### [Task]
How many of the rows below contain the string "YULB"? Reply with the number only.

[Extracted data entries]
━━━━
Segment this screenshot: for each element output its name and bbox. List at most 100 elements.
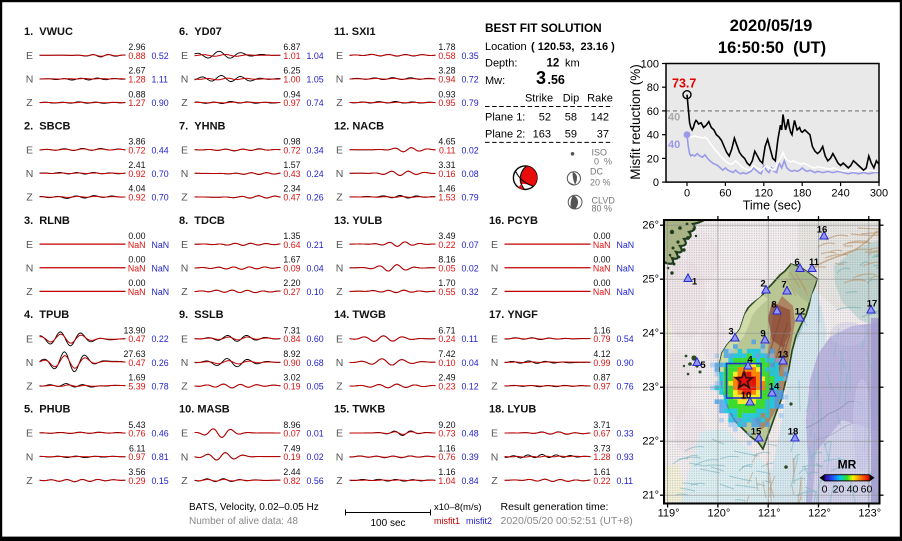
svg-text:0.00: 0.00: [593, 255, 610, 265]
svg-text:Z: Z: [181, 192, 188, 204]
svg-text:1.16: 1.16: [438, 467, 455, 477]
svg-text:5. PHUB: 5. PHUB: [24, 404, 71, 416]
svg-text:0.00: 0.00: [593, 278, 610, 288]
svg-text:0.39: 0.39: [462, 452, 479, 462]
svg-text:1.28: 1.28: [128, 75, 145, 85]
svg-text:5.39: 5.39: [128, 381, 145, 391]
svg-text:122°: 122°: [808, 508, 831, 520]
svg-text:0.84: 0.84: [283, 334, 300, 344]
svg-text:Strike: Strike: [525, 93, 553, 105]
svg-text:9.20: 9.20: [438, 420, 455, 430]
svg-text:0.99: 0.99: [593, 358, 610, 368]
svg-text:3.73: 3.73: [593, 443, 610, 453]
svg-text:2.44: 2.44: [283, 467, 300, 477]
svg-text:15: 15: [751, 427, 762, 438]
svg-text:3.56: 3.56: [128, 467, 145, 477]
svg-text:N: N: [336, 168, 344, 180]
svg-text:N: N: [26, 451, 34, 463]
svg-text:0.84: 0.84: [462, 476, 479, 486]
svg-text:2.20: 2.20: [283, 278, 300, 288]
svg-text:0.90: 0.90: [152, 98, 169, 108]
svg-text:14: 14: [769, 382, 780, 393]
svg-text:Z: Z: [336, 192, 343, 204]
svg-text:4.65: 4.65: [438, 137, 455, 147]
svg-text:N: N: [26, 74, 34, 86]
svg-text:58: 58: [565, 111, 577, 123]
svg-text:Number of alive data: 48: Number of alive data: 48: [189, 516, 298, 527]
svg-text:0.16: 0.16: [438, 169, 455, 179]
svg-text:0.22: 0.22: [438, 240, 455, 250]
svg-text:60: 60: [719, 188, 731, 200]
svg-text:0.01: 0.01: [307, 429, 324, 439]
svg-text:E: E: [491, 428, 498, 440]
svg-text:0.72: 0.72: [283, 145, 300, 155]
svg-text:6.71: 6.71: [438, 325, 455, 335]
svg-text:1.01: 1.01: [283, 51, 300, 61]
svg-text:1.53: 1.53: [438, 193, 455, 203]
svg-text:0.79: 0.79: [462, 98, 479, 108]
svg-text:3.86: 3.86: [128, 137, 145, 147]
svg-text:E: E: [181, 144, 188, 156]
svg-text:7. YHNB: 7. YHNB: [179, 120, 226, 132]
svg-text:0.88: 0.88: [128, 89, 145, 99]
svg-text:1.61: 1.61: [593, 467, 610, 477]
svg-text:25°: 25°: [642, 274, 659, 286]
svg-text:CLVD: CLVD: [592, 195, 616, 205]
svg-text:E: E: [336, 333, 343, 345]
svg-text:N: N: [491, 263, 499, 275]
svg-text:E: E: [181, 428, 188, 440]
svg-text:123°: 123°: [858, 508, 881, 520]
svg-text:Z: Z: [181, 286, 188, 298]
svg-text:4. TPUB: 4. TPUB: [24, 309, 69, 321]
svg-text:0.76: 0.76: [438, 452, 455, 462]
svg-text:20: 20: [833, 484, 845, 496]
svg-text:73.7: 73.7: [672, 77, 696, 91]
svg-text:9. SSLB: 9. SSLB: [179, 309, 224, 321]
svg-text:0.64: 0.64: [283, 240, 300, 250]
svg-text:0.00: 0.00: [128, 231, 145, 241]
svg-text:1.16: 1.16: [438, 443, 455, 453]
svg-text:E: E: [26, 239, 33, 251]
svg-text:0.76: 0.76: [128, 429, 145, 439]
svg-text:0.21: 0.21: [307, 240, 324, 250]
svg-text:misfit1: misfit1: [434, 516, 460, 526]
svg-text:Z: Z: [336, 286, 343, 298]
svg-text:0.26: 0.26: [152, 358, 169, 368]
svg-text:59: 59: [565, 129, 577, 141]
svg-text:26°: 26°: [642, 220, 659, 232]
svg-text:Z: Z: [491, 381, 498, 393]
svg-text:2.41: 2.41: [128, 160, 145, 170]
svg-text:1.69: 1.69: [128, 373, 145, 383]
svg-text:2020/05/19: 2020/05/19: [730, 17, 813, 35]
svg-text:16:50:50 (UT): 16:50:50 (UT): [718, 39, 826, 57]
svg-text:0.22: 0.22: [152, 334, 169, 344]
svg-text:Mw:: Mw:: [485, 75, 505, 87]
svg-text:7.31: 7.31: [283, 325, 300, 335]
svg-text:40: 40: [668, 139, 680, 151]
svg-text:12: 12: [547, 58, 560, 70]
svg-text:E: E: [181, 50, 188, 62]
svg-text:2020/05/20 00:52:51 (UT+8): 2020/05/20 00:52:51 (UT+8): [501, 515, 633, 527]
svg-text:Z: Z: [491, 475, 498, 487]
svg-text:8.96: 8.96: [283, 420, 300, 430]
svg-text:MR: MR: [838, 458, 857, 472]
svg-text:Rake: Rake: [587, 93, 613, 105]
svg-text:0.94: 0.94: [438, 75, 455, 85]
svg-text:BATS, Velocity, 0.02–0.05 Hz: BATS, Velocity, 0.02–0.05 Hz: [189, 502, 319, 513]
svg-text:N: N: [181, 451, 189, 463]
svg-text:0.79: 0.79: [462, 193, 479, 203]
svg-text:27.63: 27.63: [123, 349, 145, 359]
svg-text:0.19: 0.19: [283, 381, 300, 391]
svg-text:N: N: [336, 74, 344, 86]
svg-text:N: N: [336, 451, 344, 463]
svg-text:N: N: [181, 168, 189, 180]
svg-text:0.08: 0.08: [462, 169, 479, 179]
svg-text:13. YULB: 13. YULB: [334, 215, 382, 227]
svg-text:0.67: 0.67: [593, 429, 610, 439]
svg-text:Z: Z: [181, 381, 188, 393]
svg-text:N: N: [26, 263, 34, 275]
svg-text:300: 300: [870, 188, 888, 200]
svg-text:0.90: 0.90: [283, 358, 300, 368]
svg-text:3.49: 3.49: [438, 231, 455, 241]
svg-text:10. MASB: 10. MASB: [179, 404, 230, 416]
━━━━
### [Result of the exercise]
1